## BEGIN RECORD SET

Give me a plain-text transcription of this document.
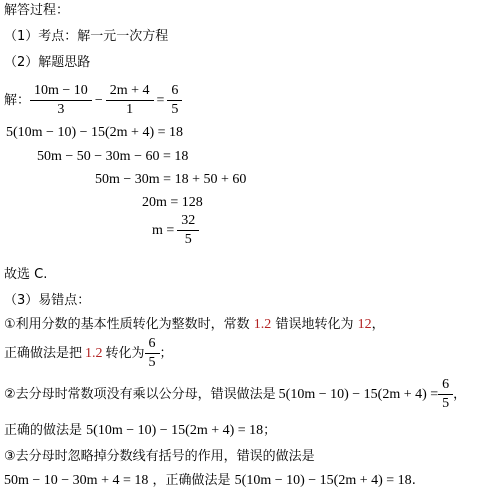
解答过程：
（1）考点：解一元一次方程
（2）解题思路
解： $\frac{10m - 10}{3} - \frac{2m + 4}{1} = \frac{6}{5}$
5(10m − 10) − 15(2m + 4) = 18
50m − 50 − 30m − 60 = 18
50m − 30m = 18 + 50 + 60
20m = 128
$m = \frac{32}{5}$
故选 C.
（3）易错点：
①利用分数的基本性质转化为整数时，常数 1.2 错误地转化为 12，
正确做法是把 1.2 转化为 $\frac{6}{5}$ ；
②去分母时常数项没有乘以公分母，错误做法是 $5(10m - 10) - 15(2m + 4) = \frac{6}{5}$ ，
正确的做法是 5(10m − 10) − 15(2m + 4) = 18；
③去分母时忽略掉分数线有括号的作用，错误的做法是
50m − 10 − 30m + 4 = 18 ，正确做法是 5(10m − 10) − 15(2m + 4) = 18.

## END RECORD SET

Say how many lines above contain the string "frac". Answer with the number only.

4